## WHAT IS ASKED
Extract all lines that hold the string "CMakeLists".

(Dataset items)
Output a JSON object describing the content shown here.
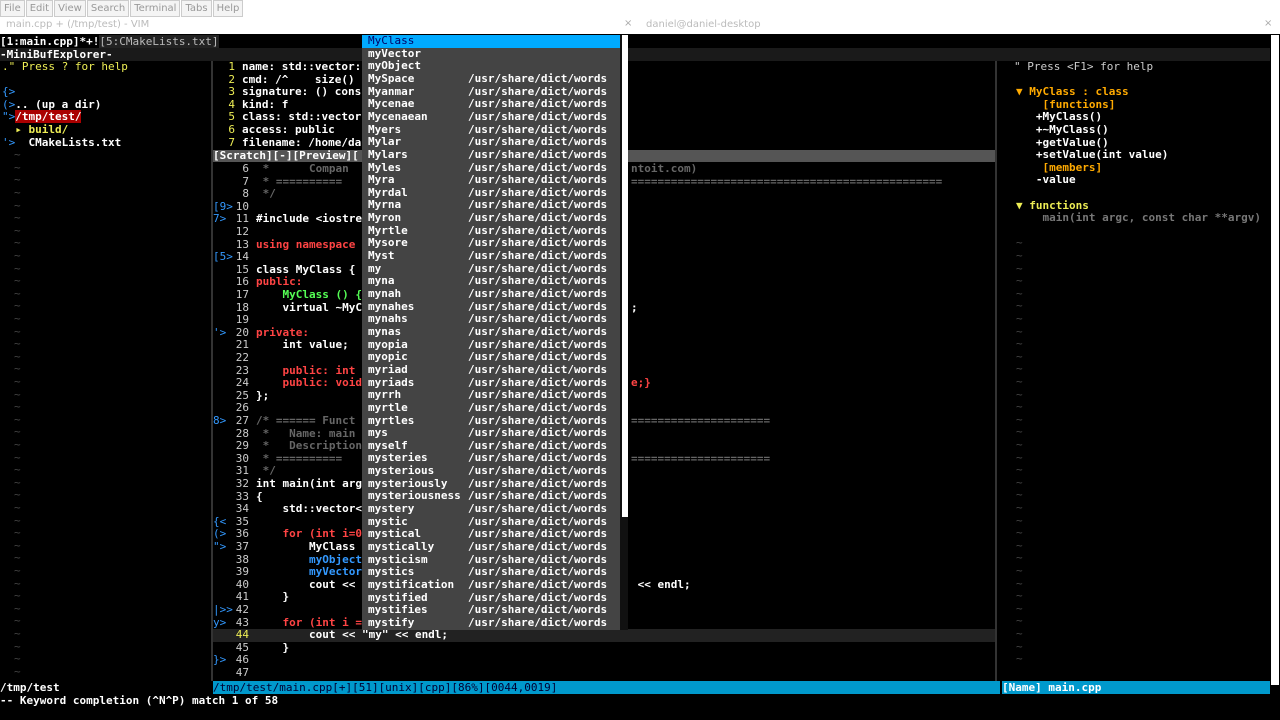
{
  "menu": [
    "File",
    "Edit",
    "View",
    "Search",
    "Terminal",
    "Tabs",
    "Help"
  ],
  "window_titles": [
    "main.cpp + (/tmp/test) - VIM",
    "daniel@daniel-desktop"
  ],
  "tabline": {
    "active": "[1:main.cpp]*+!",
    "inactive": "[5:CMakeLists.txt]"
  },
  "minibuf_title": "-MiniBufExplorer-",
  "explorer": {
    "help": ".\" Press ? for help",
    "lines": [
      {
        "mark": "{>",
        "text": ""
      },
      {
        "mark": "(>",
        "text": ".. (up a dir)"
      },
      {
        "mark": "\">",
        "text": "/tmp/test/"
      },
      {
        "mark": "",
        "text": "  ▸ build/"
      },
      {
        "mark": "'>",
        "text": "  CMakeLists.txt"
      }
    ]
  },
  "preview": [
    {
      "n": "1",
      "t": "name: std::vector:"
    },
    {
      "n": "2",
      "t": "cmd: /^    size()"
    },
    {
      "n": "3",
      "t": "signature: () cons"
    },
    {
      "n": "4",
      "t": "kind: f"
    },
    {
      "n": "5",
      "t": "class: std::vector"
    },
    {
      "n": "6",
      "t": "access: public"
    },
    {
      "n": "7",
      "t": "filename: /home/da"
    }
  ],
  "scratch_status": "[Scratch][-][Preview][",
  "code": [
    {
      "m": "",
      "n": "6",
      "t": " *      Compan",
      "tail": "ntoit.com)",
      "cls": "gray"
    },
    {
      "m": "",
      "n": "7",
      "t": " * ==========",
      "tail": "===============================================",
      "cls": "gray"
    },
    {
      "m": "",
      "n": "8",
      "t": " */",
      "tail": "",
      "cls": "gray"
    },
    {
      "m": "[9>",
      "n": "10",
      "t": "",
      "tail": "",
      "cls": ""
    },
    {
      "m": "7>",
      "n": "11",
      "t": "#include <iostre",
      "tail": "",
      "cls": "white"
    },
    {
      "m": "",
      "n": "12",
      "t": "",
      "tail": "",
      "cls": ""
    },
    {
      "m": "",
      "n": "13",
      "t": "using namespace",
      "tail": "",
      "cls": "red"
    },
    {
      "m": "[5>",
      "n": "14",
      "t": "",
      "tail": "",
      "cls": ""
    },
    {
      "m": "",
      "n": "15",
      "t": "class MyClass {",
      "tail": "",
      "cls": "white"
    },
    {
      "m": "",
      "n": "16",
      "t": "public:",
      "tail": "",
      "cls": "red"
    },
    {
      "m": "",
      "n": "17",
      "t": "    MyClass () {",
      "tail": "",
      "cls": "green"
    },
    {
      "m": "",
      "n": "18",
      "t": "    virtual ~MyC",
      "tail": ";",
      "cls": "white"
    },
    {
      "m": "",
      "n": "19",
      "t": "",
      "tail": "",
      "cls": ""
    },
    {
      "m": "'>",
      "n": "20",
      "t": "private:",
      "tail": "",
      "cls": "red"
    },
    {
      "m": "",
      "n": "21",
      "t": "    int value;",
      "tail": "",
      "cls": "white"
    },
    {
      "m": "",
      "n": "22",
      "t": "",
      "tail": "",
      "cls": ""
    },
    {
      "m": "",
      "n": "23",
      "t": "    public: int",
      "tail": "",
      "cls": "red"
    },
    {
      "m": "",
      "n": "24",
      "t": "    public: void",
      "tail": "e;}",
      "cls": "red"
    },
    {
      "m": "",
      "n": "25",
      "t": "};",
      "tail": "",
      "cls": "white"
    },
    {
      "m": "",
      "n": "26",
      "t": "",
      "tail": "",
      "cls": ""
    },
    {
      "m": "8>",
      "n": "27",
      "t": "/* ====== Funct",
      "tail": "=====================",
      "cls": "gray"
    },
    {
      "m": "",
      "n": "28",
      "t": " *   Name: main",
      "tail": "",
      "cls": "gray"
    },
    {
      "m": "",
      "n": "29",
      "t": " *   Description",
      "tail": "",
      "cls": "gray"
    },
    {
      "m": "",
      "n": "30",
      "t": " * ==========",
      "tail": "=====================",
      "cls": "gray"
    },
    {
      "m": "",
      "n": "31",
      "t": " */",
      "tail": "",
      "cls": "gray"
    },
    {
      "m": "",
      "n": "32",
      "t": "int main(int arg",
      "tail": "",
      "cls": "white"
    },
    {
      "m": "",
      "n": "33",
      "t": "{",
      "tail": "",
      "cls": "white"
    },
    {
      "m": "",
      "n": "34",
      "t": "    std::vector<",
      "tail": "",
      "cls": "white"
    },
    {
      "m": "{<",
      "n": "35",
      "t": "",
      "tail": "",
      "cls": ""
    },
    {
      "m": "(>",
      "n": "36",
      "t": "    for (int i=0",
      "tail": "",
      "cls": "red"
    },
    {
      "m": "\">",
      "n": "37",
      "t": "        MyClass",
      "tail": "",
      "cls": "white"
    },
    {
      "m": "",
      "n": "38",
      "t": "        myObject",
      "tail": "",
      "cls": "cyan"
    },
    {
      "m": "",
      "n": "39",
      "t": "        myVector",
      "tail": "",
      "cls": "cyan"
    },
    {
      "m": "",
      "n": "40",
      "t": "        cout <<",
      "tail": " << endl;",
      "cls": "white"
    },
    {
      "m": "",
      "n": "41",
      "t": "    }",
      "tail": "",
      "cls": "white"
    },
    {
      "m": "|>>",
      "n": "42",
      "t": "",
      "tail": "",
      "cls": ""
    },
    {
      "m": "y>",
      "n": "43",
      "t": "    for (int i =",
      "tail": "",
      "cls": "red"
    },
    {
      "m": "",
      "n": "44",
      "t": "        cout << \"my\" << endl;",
      "tail": "",
      "cls": "white"
    },
    {
      "m": "",
      "n": "45",
      "t": "    }",
      "tail": "",
      "cls": "white"
    },
    {
      "m": "}>",
      "n": "46",
      "t": "",
      "tail": "",
      "cls": ""
    },
    {
      "m": "",
      "n": "47",
      "t": "",
      "tail": "",
      "cls": ""
    }
  ],
  "completion": {
    "items": [
      {
        "w": "MyClass",
        "s": ""
      },
      {
        "w": "myVector",
        "s": ""
      },
      {
        "w": "myObject",
        "s": ""
      },
      {
        "w": "MySpace",
        "s": "/usr/share/dict/words"
      },
      {
        "w": "Myanmar",
        "s": "/usr/share/dict/words"
      },
      {
        "w": "Mycenae",
        "s": "/usr/share/dict/words"
      },
      {
        "w": "Mycenaean",
        "s": "/usr/share/dict/words"
      },
      {
        "w": "Myers",
        "s": "/usr/share/dict/words"
      },
      {
        "w": "Mylar",
        "s": "/usr/share/dict/words"
      },
      {
        "w": "Mylars",
        "s": "/usr/share/dict/words"
      },
      {
        "w": "Myles",
        "s": "/usr/share/dict/words"
      },
      {
        "w": "Myra",
        "s": "/usr/share/dict/words"
      },
      {
        "w": "Myrdal",
        "s": "/usr/share/dict/words"
      },
      {
        "w": "Myrna",
        "s": "/usr/share/dict/words"
      },
      {
        "w": "Myron",
        "s": "/usr/share/dict/words"
      },
      {
        "w": "Myrtle",
        "s": "/usr/share/dict/words"
      },
      {
        "w": "Mysore",
        "s": "/usr/share/dict/words"
      },
      {
        "w": "Myst",
        "s": "/usr/share/dict/words"
      },
      {
        "w": "my",
        "s": "/usr/share/dict/words"
      },
      {
        "w": "myna",
        "s": "/usr/share/dict/words"
      },
      {
        "w": "mynah",
        "s": "/usr/share/dict/words"
      },
      {
        "w": "mynahes",
        "s": "/usr/share/dict/words"
      },
      {
        "w": "mynahs",
        "s": "/usr/share/dict/words"
      },
      {
        "w": "mynas",
        "s": "/usr/share/dict/words"
      },
      {
        "w": "myopia",
        "s": "/usr/share/dict/words"
      },
      {
        "w": "myopic",
        "s": "/usr/share/dict/words"
      },
      {
        "w": "myriad",
        "s": "/usr/share/dict/words"
      },
      {
        "w": "myriads",
        "s": "/usr/share/dict/words"
      },
      {
        "w": "myrrh",
        "s": "/usr/share/dict/words"
      },
      {
        "w": "myrtle",
        "s": "/usr/share/dict/words"
      },
      {
        "w": "myrtles",
        "s": "/usr/share/dict/words"
      },
      {
        "w": "mys",
        "s": "/usr/share/dict/words"
      },
      {
        "w": "myself",
        "s": "/usr/share/dict/words"
      },
      {
        "w": "mysteries",
        "s": "/usr/share/dict/words"
      },
      {
        "w": "mysterious",
        "s": "/usr/share/dict/words"
      },
      {
        "w": "mysteriously",
        "s": "/usr/share/dict/words"
      },
      {
        "w": "mysteriousness",
        "s": "/usr/share/dict/words"
      },
      {
        "w": "mystery",
        "s": "/usr/share/dict/words"
      },
      {
        "w": "mystic",
        "s": "/usr/share/dict/words"
      },
      {
        "w": "mystical",
        "s": "/usr/share/dict/words"
      },
      {
        "w": "mystically",
        "s": "/usr/share/dict/words"
      },
      {
        "w": "mysticism",
        "s": "/usr/share/dict/words"
      },
      {
        "w": "mystics",
        "s": "/usr/share/dict/words"
      },
      {
        "w": "mystification",
        "s": "/usr/share/dict/words"
      },
      {
        "w": "mystified",
        "s": "/usr/share/dict/words"
      },
      {
        "w": "mystifies",
        "s": "/usr/share/dict/words"
      },
      {
        "w": "mystify",
        "s": "/usr/share/dict/words"
      }
    ]
  },
  "taglist": {
    "help": "\" Press <F1> for help",
    "lines": [
      {
        "t": "▼ MyClass : class",
        "cls": "class"
      },
      {
        "t": "    [functions]",
        "cls": "orange"
      },
      {
        "t": "   +MyClass()",
        "cls": "fn"
      },
      {
        "t": "   +~MyClass()",
        "cls": "fn"
      },
      {
        "t": "   +getValue()",
        "cls": "fn"
      },
      {
        "t": "   +setValue(int value)",
        "cls": "fn"
      },
      {
        "t": "    [members]",
        "cls": "orange"
      },
      {
        "t": "   -value",
        "cls": "fn"
      },
      {
        "t": "",
        "cls": ""
      },
      {
        "t": "▼ functions",
        "cls": "yellowhead"
      },
      {
        "t": "    main(int argc, const char **argv)",
        "cls": "mainfn"
      }
    ]
  },
  "status": {
    "left": "/tmp/test",
    "mid": " /tmp/test/main.cpp[+][51][unix][cpp][86%][0044,0019]",
    "right": "[Name] main.cpp"
  },
  "cmdline": "-- Keyword completion (^N^P) match 1 of 58"
}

## SOLUTION
    "inactive": "[5:CMakeLists.txt]"
        "text": "  CMakeLists.txt"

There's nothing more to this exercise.